- _Problem to work on_:
In the material below, find each line holding the string "bottom" and copy it.

[Figure dataset records]
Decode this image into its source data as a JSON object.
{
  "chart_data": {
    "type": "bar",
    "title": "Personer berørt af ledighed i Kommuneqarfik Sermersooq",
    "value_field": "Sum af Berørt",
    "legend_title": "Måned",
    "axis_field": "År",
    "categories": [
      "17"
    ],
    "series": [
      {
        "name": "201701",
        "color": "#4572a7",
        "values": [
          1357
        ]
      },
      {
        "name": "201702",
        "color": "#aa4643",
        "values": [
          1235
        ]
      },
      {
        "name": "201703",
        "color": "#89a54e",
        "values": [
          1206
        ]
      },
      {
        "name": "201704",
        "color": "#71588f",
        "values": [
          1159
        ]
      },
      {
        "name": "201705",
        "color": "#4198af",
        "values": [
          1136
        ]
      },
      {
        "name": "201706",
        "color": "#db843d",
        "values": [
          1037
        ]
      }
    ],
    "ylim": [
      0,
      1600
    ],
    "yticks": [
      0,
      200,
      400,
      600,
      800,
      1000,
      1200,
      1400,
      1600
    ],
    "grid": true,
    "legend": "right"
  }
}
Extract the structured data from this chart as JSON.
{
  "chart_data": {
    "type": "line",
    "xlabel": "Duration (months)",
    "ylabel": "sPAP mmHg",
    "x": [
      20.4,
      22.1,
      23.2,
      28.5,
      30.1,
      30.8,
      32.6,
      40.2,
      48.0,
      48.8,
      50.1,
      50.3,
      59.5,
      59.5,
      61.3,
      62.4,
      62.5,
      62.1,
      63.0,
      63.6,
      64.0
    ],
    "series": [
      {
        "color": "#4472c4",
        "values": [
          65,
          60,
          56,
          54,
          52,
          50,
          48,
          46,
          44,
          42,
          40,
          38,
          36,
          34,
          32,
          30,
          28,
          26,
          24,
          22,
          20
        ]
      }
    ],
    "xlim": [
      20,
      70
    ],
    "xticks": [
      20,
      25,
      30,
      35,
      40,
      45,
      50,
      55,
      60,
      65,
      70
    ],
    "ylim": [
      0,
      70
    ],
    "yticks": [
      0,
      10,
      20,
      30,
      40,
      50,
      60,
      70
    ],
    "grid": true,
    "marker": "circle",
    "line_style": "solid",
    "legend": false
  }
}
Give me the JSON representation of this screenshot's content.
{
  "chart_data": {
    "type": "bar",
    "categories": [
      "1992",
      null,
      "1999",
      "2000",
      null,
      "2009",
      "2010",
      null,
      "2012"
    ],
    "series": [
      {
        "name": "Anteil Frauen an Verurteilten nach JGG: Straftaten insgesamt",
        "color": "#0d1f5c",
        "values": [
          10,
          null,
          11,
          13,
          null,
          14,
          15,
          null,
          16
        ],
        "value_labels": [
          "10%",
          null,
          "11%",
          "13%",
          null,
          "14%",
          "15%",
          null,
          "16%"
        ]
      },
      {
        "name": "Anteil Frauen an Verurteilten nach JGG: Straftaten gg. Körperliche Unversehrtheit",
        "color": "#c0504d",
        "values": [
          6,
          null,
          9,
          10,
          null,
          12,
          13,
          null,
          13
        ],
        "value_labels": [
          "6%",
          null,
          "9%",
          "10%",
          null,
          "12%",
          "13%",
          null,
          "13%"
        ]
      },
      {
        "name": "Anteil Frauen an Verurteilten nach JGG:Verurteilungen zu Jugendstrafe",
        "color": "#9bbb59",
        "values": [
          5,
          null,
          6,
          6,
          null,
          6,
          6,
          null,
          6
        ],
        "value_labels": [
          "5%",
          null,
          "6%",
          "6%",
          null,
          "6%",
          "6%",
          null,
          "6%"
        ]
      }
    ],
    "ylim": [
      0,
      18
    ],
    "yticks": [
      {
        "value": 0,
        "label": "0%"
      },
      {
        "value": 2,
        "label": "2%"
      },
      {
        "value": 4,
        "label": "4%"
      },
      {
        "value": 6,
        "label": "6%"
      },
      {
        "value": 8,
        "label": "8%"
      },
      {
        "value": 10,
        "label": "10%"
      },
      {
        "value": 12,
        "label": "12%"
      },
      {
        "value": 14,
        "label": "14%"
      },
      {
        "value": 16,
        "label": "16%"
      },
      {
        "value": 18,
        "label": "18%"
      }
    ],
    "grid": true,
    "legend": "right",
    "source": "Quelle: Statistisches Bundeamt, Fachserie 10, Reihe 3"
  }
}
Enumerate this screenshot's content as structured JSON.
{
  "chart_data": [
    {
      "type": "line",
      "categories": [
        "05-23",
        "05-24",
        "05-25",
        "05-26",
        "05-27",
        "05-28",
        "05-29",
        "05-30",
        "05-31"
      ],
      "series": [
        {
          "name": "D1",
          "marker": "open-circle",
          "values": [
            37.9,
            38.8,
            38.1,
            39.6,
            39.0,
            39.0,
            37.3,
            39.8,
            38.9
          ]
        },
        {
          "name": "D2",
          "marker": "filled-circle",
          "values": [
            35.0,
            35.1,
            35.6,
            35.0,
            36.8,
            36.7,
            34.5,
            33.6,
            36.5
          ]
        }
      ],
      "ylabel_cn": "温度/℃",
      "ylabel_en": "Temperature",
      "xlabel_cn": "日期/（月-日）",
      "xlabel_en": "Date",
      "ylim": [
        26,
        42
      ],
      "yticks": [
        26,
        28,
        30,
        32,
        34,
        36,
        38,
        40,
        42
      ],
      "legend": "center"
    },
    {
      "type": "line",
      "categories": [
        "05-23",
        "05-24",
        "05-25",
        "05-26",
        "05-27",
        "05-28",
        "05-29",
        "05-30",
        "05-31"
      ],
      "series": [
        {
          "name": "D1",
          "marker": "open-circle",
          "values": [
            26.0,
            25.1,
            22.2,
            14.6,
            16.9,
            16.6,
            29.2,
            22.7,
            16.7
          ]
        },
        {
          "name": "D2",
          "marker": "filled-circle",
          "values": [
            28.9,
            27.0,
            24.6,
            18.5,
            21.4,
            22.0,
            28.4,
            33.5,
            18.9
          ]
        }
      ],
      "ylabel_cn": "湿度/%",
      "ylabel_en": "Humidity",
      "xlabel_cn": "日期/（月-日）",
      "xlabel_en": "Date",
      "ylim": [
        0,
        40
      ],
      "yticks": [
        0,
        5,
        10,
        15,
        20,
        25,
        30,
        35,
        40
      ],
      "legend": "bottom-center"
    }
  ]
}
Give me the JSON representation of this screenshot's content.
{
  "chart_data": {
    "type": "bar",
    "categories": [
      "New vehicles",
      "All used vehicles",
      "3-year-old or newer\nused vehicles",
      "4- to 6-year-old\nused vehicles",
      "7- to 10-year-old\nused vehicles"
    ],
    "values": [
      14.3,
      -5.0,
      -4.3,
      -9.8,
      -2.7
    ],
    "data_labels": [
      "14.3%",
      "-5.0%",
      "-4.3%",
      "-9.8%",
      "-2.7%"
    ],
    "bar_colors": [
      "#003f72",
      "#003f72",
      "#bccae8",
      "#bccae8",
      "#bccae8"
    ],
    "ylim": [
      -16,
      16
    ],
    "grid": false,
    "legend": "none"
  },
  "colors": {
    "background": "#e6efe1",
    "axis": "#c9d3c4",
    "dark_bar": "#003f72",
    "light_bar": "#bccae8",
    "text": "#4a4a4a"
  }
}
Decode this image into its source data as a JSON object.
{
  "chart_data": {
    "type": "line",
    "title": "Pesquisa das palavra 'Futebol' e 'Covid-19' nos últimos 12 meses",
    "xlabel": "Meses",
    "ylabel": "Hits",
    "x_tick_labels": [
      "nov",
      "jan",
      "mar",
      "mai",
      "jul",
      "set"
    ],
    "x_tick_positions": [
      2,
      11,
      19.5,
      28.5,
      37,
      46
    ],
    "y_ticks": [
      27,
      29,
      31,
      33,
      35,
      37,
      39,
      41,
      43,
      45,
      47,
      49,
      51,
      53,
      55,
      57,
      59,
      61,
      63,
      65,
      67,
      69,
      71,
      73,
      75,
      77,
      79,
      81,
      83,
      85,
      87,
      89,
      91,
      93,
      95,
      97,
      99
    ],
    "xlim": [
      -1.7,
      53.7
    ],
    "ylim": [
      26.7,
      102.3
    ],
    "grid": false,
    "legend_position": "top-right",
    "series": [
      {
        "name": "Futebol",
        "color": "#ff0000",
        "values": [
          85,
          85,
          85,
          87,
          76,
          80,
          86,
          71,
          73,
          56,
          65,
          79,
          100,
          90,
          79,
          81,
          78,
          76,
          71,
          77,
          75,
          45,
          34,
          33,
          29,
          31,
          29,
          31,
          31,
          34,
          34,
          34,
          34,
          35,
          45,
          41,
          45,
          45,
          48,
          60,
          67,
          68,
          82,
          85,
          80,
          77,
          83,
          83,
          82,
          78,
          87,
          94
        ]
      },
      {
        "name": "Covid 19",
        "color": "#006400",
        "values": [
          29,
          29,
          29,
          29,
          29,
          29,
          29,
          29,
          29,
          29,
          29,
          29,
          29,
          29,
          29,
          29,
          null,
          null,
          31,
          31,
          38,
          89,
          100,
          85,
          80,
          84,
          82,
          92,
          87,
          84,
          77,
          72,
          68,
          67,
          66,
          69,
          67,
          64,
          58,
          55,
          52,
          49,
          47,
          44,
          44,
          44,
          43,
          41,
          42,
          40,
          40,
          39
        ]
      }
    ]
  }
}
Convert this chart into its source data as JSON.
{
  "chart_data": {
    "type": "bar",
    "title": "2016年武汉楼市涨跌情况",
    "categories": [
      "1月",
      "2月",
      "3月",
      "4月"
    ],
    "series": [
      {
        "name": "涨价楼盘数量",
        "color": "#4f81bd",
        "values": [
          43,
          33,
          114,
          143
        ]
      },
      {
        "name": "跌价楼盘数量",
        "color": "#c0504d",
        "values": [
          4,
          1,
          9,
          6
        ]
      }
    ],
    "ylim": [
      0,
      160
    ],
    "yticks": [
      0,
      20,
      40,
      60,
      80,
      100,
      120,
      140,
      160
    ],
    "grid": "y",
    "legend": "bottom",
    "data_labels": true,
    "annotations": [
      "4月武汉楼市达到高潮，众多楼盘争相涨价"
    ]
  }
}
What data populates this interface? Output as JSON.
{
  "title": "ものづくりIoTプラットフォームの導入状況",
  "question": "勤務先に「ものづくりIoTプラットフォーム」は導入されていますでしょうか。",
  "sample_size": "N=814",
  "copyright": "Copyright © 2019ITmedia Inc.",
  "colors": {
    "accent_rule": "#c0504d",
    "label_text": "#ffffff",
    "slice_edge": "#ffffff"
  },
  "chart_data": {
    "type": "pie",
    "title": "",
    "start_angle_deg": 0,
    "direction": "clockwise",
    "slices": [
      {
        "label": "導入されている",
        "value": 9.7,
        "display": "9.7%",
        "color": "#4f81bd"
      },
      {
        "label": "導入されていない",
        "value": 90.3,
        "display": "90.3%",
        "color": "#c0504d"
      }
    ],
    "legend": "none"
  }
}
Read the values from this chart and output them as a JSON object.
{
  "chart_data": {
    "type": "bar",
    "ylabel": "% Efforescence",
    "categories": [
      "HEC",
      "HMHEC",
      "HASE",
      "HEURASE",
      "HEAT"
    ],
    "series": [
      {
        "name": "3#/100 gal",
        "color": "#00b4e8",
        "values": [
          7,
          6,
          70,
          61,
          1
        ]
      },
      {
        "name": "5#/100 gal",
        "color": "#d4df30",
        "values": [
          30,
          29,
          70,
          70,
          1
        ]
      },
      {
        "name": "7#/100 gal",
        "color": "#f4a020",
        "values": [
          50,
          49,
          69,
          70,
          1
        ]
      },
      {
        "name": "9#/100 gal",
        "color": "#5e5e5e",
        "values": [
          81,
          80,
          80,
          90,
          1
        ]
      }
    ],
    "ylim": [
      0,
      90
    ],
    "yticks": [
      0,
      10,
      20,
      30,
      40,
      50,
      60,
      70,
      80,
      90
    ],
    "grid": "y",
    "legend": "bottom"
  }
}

- _Output of the task_:
      "legend": "bottom-center"
    "legend": "bottom",
    "legend": "bottom"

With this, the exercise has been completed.